TASK REQUIREMENTS: Please pull out every line that includes the string "image".
— begin STORED RECORDS —
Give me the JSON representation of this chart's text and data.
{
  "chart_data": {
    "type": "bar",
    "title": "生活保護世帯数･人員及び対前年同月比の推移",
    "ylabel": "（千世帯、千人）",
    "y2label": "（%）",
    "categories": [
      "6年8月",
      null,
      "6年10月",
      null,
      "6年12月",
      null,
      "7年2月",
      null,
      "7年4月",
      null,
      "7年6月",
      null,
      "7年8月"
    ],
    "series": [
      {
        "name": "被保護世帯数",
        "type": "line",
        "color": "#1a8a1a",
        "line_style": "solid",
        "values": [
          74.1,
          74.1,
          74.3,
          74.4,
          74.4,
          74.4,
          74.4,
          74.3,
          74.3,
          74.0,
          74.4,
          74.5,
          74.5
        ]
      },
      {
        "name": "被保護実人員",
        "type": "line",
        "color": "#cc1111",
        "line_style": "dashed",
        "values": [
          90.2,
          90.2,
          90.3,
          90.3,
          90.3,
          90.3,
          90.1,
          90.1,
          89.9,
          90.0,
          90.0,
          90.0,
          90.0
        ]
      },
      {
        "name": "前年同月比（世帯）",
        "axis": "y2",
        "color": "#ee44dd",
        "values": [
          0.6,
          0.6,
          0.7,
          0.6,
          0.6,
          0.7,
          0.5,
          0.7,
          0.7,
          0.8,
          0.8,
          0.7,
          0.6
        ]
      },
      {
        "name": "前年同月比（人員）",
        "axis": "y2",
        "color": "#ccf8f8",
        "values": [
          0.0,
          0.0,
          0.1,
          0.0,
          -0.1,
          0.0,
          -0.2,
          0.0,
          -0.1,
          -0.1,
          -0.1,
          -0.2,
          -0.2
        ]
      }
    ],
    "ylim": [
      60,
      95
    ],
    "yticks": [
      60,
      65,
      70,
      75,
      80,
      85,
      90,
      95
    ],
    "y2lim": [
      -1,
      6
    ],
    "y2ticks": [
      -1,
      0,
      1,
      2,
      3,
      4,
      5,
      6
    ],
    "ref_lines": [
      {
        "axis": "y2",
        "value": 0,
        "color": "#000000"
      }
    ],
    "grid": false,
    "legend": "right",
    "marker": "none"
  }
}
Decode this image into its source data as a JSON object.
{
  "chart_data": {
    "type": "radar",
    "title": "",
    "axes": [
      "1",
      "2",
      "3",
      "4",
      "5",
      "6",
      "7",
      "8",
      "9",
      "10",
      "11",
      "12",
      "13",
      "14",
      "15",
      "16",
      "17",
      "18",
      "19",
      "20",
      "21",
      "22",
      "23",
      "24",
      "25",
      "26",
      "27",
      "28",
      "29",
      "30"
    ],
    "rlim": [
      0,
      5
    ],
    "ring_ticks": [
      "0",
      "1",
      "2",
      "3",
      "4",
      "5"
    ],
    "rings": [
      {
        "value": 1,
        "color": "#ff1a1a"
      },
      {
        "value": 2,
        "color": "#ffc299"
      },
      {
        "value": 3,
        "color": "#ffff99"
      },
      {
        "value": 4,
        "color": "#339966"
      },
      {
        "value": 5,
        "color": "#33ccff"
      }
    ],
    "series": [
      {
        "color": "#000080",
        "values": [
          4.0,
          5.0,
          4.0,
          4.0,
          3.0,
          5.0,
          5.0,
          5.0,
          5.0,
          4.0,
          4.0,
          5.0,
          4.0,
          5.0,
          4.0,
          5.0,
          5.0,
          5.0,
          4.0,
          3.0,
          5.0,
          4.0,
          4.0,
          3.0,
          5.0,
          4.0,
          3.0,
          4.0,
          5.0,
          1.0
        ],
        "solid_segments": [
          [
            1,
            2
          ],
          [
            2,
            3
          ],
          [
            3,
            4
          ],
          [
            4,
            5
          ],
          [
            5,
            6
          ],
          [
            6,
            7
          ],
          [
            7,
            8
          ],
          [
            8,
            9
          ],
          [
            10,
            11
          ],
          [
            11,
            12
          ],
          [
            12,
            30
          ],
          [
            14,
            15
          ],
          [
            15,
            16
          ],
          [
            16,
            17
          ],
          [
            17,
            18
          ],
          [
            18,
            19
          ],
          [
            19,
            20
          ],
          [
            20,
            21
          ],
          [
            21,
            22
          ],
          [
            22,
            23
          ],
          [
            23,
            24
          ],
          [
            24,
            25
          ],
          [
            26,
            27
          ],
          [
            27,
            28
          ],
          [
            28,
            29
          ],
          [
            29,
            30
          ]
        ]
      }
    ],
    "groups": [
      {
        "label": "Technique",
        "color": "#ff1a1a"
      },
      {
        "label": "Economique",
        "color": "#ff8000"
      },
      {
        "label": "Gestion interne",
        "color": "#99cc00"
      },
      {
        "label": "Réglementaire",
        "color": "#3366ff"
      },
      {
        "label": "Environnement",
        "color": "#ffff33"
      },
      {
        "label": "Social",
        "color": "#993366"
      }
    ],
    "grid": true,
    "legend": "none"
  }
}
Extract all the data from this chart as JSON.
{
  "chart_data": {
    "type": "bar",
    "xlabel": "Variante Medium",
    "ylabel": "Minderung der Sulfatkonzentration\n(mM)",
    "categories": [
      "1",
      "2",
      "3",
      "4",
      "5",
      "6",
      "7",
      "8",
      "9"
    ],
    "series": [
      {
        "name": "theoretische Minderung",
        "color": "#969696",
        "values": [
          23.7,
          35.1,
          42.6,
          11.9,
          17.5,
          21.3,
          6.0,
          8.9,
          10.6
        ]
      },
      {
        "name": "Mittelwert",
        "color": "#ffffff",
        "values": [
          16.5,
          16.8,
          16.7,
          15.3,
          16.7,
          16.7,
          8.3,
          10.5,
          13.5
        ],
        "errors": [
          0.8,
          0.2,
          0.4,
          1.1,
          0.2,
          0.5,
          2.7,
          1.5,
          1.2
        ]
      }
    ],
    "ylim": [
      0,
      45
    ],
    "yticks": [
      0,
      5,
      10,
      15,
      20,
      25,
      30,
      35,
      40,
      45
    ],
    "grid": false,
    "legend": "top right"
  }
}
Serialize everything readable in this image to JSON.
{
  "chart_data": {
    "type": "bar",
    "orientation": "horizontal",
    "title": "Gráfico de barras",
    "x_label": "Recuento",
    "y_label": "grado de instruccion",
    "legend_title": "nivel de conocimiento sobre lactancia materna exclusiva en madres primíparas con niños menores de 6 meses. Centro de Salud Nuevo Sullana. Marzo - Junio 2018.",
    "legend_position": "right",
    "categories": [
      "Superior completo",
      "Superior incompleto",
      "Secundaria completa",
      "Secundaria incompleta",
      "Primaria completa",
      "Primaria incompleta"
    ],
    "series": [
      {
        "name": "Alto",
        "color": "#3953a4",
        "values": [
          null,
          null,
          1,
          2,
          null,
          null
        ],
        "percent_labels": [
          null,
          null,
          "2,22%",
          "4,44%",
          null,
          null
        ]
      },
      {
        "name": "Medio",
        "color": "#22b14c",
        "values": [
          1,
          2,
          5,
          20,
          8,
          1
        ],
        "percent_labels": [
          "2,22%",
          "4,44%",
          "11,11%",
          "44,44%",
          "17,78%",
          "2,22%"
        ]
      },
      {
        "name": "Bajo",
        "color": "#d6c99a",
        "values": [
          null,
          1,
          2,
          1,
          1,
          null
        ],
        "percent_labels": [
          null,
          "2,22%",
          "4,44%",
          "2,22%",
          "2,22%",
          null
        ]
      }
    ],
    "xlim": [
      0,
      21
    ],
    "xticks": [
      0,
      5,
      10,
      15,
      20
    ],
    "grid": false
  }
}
— end STORED RECORDS —
TASK RESULT:
Decode this image into its source data as a JSON object.
Serialize everything readable in this image to JSON.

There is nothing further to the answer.